* What you are asked to do *
From the listing below, pull out every line where the string "title" appears.

Collected data:

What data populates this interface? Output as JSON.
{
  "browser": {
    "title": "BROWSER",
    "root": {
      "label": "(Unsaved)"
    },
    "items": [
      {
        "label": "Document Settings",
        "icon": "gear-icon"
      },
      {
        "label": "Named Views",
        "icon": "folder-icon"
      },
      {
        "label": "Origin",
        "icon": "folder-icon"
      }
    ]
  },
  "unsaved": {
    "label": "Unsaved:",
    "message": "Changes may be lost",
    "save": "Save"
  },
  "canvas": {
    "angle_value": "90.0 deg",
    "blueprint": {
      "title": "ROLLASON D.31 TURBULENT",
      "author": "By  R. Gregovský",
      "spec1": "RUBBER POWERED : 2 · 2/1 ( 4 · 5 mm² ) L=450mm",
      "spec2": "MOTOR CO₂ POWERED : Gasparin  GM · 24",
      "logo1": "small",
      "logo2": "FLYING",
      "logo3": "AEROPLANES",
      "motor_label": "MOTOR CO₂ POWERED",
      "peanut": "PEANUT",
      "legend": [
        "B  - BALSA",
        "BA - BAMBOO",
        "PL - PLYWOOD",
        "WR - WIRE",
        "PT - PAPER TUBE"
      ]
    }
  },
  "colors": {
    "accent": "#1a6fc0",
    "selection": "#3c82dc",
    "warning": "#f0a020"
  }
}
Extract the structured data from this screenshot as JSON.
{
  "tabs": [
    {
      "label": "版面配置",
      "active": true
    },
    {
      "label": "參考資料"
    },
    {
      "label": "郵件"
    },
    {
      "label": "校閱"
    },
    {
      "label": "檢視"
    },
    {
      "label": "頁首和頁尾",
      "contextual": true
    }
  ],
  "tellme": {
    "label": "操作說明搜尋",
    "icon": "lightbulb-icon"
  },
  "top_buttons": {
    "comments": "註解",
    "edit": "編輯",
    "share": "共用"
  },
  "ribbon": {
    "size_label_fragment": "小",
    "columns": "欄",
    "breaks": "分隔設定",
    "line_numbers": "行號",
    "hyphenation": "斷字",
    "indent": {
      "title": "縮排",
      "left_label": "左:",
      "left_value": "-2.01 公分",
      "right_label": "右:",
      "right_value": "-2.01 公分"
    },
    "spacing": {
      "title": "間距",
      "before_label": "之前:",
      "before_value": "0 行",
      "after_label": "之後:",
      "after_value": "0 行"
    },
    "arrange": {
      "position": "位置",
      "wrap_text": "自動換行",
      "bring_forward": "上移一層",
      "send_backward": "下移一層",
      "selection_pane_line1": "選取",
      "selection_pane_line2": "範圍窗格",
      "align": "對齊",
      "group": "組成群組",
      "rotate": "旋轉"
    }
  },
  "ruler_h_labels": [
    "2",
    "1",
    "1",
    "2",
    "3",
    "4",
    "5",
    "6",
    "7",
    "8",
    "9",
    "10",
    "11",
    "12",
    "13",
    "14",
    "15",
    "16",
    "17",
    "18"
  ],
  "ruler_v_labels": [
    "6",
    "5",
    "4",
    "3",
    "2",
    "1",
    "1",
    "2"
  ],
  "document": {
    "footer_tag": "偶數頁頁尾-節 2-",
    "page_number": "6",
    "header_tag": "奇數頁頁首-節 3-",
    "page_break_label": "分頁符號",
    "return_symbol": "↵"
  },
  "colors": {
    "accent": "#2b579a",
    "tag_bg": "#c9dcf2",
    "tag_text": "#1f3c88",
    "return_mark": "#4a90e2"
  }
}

* Final answer *
    "title": "BROWSER",
      "title": "ROLLASON D.31 TURBULENT",
      "title": "縮排",
      "title": "間距",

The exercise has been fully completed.